= BRIEF =
Look through the material and copy each line holding "JSON".

= TASK DATA =
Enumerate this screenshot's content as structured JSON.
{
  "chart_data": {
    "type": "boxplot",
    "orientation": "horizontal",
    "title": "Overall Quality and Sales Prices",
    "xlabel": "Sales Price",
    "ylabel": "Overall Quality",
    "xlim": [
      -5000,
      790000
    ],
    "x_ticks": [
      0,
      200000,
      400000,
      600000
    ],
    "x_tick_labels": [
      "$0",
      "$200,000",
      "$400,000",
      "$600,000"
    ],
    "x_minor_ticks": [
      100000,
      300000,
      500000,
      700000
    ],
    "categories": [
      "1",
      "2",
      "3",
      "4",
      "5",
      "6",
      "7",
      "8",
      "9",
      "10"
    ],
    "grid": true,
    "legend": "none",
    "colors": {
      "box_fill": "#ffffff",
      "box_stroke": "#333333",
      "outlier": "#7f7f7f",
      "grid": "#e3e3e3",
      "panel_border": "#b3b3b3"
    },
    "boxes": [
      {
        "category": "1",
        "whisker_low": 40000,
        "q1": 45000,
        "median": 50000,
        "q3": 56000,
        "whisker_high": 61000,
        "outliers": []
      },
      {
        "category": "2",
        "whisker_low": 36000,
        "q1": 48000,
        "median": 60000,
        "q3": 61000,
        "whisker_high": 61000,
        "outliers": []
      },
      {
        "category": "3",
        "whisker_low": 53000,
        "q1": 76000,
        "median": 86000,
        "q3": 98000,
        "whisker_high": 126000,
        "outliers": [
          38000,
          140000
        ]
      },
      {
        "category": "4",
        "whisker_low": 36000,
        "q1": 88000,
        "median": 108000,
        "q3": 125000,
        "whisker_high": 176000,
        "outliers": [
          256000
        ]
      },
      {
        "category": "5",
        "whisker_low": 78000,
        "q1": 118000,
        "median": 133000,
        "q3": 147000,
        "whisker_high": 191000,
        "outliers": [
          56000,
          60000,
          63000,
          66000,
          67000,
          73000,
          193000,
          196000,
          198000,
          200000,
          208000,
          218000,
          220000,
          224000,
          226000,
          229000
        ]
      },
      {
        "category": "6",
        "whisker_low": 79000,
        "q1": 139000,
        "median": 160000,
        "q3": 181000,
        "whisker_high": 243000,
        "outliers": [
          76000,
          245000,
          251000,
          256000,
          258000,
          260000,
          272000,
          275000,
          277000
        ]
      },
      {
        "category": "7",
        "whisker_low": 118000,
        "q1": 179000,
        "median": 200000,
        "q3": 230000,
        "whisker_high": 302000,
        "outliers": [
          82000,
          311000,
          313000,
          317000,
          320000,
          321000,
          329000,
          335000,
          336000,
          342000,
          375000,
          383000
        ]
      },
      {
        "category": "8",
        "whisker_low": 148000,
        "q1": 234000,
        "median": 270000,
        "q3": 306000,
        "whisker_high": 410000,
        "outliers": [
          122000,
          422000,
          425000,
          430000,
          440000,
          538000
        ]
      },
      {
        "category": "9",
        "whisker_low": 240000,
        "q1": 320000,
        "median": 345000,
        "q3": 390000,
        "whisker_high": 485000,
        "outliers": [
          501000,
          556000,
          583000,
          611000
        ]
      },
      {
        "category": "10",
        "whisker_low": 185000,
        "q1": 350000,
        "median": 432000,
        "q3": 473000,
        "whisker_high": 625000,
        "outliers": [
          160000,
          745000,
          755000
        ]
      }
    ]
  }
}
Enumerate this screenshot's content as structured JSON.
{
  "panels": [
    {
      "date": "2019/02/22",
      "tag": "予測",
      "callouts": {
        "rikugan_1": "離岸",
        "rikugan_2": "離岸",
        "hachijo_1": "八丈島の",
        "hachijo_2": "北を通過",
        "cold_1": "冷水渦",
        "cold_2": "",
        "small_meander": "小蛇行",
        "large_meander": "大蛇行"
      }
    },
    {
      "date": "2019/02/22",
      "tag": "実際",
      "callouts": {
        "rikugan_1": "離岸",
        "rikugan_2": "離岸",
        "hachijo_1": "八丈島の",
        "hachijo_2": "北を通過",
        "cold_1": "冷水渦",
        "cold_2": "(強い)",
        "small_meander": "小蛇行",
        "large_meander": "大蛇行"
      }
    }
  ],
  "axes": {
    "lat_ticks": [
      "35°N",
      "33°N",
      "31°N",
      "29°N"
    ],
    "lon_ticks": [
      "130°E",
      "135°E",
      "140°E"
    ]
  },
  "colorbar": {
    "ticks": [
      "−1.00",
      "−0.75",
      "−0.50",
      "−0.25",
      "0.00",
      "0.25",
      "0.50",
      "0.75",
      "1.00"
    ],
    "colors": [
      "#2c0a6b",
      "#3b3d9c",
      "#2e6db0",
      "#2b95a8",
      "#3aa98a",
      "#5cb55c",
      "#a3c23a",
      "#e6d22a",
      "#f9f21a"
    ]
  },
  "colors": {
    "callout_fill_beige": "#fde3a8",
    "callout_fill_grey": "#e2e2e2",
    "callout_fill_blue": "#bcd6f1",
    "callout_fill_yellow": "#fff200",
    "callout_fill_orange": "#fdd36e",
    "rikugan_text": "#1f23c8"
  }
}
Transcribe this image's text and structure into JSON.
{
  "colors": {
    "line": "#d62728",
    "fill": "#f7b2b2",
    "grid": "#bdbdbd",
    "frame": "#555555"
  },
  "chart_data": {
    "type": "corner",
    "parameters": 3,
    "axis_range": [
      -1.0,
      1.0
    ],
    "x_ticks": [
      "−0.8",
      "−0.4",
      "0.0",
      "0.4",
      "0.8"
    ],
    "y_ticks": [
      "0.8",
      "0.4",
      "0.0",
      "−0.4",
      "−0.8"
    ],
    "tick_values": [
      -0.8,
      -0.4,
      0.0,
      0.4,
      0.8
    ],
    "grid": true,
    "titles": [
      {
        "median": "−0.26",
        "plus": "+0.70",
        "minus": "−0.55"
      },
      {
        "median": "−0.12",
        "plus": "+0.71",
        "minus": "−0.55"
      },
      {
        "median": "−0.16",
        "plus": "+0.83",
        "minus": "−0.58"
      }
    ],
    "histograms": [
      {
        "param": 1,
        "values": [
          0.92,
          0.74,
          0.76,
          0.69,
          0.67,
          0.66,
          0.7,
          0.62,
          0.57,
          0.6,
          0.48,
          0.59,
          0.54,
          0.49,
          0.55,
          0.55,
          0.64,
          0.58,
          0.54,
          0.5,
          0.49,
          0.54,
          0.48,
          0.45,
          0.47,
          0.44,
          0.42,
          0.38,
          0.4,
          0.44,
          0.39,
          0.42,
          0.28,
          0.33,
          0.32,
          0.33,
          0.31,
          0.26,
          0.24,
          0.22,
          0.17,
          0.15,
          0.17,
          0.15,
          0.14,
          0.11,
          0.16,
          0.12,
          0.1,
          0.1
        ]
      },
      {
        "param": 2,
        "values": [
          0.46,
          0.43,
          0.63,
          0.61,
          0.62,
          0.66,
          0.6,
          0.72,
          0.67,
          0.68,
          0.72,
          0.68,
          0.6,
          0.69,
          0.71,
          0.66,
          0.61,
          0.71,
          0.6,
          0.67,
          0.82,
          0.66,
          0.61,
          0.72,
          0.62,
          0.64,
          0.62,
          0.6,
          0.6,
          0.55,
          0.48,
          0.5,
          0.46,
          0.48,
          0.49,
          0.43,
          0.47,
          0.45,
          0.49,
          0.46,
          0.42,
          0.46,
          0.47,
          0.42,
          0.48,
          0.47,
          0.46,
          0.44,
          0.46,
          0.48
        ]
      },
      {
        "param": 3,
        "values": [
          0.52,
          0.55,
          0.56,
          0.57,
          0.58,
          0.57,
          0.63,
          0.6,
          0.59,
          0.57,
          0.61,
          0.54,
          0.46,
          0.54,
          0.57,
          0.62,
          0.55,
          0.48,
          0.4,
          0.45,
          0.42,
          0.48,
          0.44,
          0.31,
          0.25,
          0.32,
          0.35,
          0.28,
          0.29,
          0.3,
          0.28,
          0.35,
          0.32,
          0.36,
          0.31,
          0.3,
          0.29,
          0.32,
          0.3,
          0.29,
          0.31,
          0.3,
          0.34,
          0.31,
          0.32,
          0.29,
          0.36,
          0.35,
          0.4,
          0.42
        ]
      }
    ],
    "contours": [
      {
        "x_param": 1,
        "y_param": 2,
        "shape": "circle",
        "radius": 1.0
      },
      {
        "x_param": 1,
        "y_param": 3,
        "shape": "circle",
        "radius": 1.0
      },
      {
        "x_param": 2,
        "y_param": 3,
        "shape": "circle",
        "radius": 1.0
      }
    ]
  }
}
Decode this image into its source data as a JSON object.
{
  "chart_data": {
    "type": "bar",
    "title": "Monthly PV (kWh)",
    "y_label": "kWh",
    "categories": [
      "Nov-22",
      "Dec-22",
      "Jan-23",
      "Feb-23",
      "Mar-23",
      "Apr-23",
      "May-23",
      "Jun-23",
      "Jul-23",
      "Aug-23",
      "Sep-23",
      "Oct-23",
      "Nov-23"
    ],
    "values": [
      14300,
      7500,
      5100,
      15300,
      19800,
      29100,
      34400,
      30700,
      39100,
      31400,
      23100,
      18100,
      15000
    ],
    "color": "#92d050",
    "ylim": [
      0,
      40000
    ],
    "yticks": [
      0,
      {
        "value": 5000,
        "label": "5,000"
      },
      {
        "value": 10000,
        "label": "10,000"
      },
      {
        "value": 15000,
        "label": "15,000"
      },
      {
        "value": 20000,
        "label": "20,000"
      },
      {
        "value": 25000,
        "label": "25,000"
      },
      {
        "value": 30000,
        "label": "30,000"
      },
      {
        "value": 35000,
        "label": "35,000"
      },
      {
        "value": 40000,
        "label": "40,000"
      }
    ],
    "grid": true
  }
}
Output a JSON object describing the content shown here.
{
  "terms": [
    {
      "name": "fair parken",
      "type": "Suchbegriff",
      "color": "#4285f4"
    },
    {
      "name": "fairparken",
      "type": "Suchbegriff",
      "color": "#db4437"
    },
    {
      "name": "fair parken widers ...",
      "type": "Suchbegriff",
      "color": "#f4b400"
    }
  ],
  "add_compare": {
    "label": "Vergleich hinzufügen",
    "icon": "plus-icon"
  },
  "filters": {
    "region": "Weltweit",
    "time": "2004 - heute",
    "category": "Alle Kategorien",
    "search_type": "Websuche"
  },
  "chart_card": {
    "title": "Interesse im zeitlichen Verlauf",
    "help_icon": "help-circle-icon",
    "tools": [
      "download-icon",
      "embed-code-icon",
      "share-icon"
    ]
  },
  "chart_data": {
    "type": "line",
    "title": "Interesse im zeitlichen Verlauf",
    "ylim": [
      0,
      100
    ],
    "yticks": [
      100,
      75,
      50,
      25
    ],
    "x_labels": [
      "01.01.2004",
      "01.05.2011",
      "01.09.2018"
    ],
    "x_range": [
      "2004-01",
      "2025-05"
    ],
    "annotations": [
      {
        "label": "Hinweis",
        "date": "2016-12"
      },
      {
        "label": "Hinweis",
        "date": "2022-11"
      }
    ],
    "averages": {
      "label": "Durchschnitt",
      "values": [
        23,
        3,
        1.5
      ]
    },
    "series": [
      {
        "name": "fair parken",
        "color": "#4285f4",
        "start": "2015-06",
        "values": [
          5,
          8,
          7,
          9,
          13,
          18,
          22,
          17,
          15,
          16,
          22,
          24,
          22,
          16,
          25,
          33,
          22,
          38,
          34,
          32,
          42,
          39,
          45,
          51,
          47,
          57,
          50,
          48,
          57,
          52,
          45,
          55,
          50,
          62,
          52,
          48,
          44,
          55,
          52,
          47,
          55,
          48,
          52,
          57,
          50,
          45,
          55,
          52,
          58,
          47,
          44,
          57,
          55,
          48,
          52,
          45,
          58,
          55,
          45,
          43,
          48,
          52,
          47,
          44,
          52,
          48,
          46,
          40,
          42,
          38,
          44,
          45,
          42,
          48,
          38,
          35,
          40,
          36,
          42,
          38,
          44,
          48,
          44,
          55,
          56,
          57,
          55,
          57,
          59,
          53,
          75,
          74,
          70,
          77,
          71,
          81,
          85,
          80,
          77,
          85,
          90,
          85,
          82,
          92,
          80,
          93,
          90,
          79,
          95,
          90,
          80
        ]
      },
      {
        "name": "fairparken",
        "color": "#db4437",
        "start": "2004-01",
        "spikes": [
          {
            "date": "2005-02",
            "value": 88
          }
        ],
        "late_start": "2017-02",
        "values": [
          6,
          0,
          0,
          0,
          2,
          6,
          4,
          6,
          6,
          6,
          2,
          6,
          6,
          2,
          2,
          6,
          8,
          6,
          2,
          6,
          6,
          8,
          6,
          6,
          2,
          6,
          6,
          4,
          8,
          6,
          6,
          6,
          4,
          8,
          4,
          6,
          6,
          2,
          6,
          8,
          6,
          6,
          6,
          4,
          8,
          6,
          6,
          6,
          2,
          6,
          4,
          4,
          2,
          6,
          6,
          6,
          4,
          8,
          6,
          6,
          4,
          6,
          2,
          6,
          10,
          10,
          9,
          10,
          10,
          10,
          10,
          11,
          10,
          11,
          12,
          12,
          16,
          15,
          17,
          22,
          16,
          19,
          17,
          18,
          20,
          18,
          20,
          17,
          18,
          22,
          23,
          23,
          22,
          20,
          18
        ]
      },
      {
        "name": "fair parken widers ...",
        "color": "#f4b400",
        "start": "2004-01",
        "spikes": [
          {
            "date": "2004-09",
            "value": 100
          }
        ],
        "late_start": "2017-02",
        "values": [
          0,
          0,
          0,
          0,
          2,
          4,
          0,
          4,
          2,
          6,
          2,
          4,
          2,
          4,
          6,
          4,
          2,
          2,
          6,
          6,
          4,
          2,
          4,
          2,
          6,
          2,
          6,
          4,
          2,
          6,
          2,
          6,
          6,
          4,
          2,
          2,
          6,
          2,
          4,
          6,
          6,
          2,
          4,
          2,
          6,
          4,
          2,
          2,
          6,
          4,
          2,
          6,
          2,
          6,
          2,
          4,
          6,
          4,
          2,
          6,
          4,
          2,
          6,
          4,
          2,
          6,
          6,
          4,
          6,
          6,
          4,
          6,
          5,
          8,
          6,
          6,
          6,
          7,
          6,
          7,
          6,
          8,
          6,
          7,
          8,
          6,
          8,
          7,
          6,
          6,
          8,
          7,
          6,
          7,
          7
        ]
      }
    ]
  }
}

= EXPECTED ANSWER =
Enumerate this screenshot's content as structured JSON.
Enumerate this screenshot's content as structured JSON.
Transcribe this image's text and structure into JSON.
Decode this image into its source data as a JSON object.
Output a JSON object describing the content shown here.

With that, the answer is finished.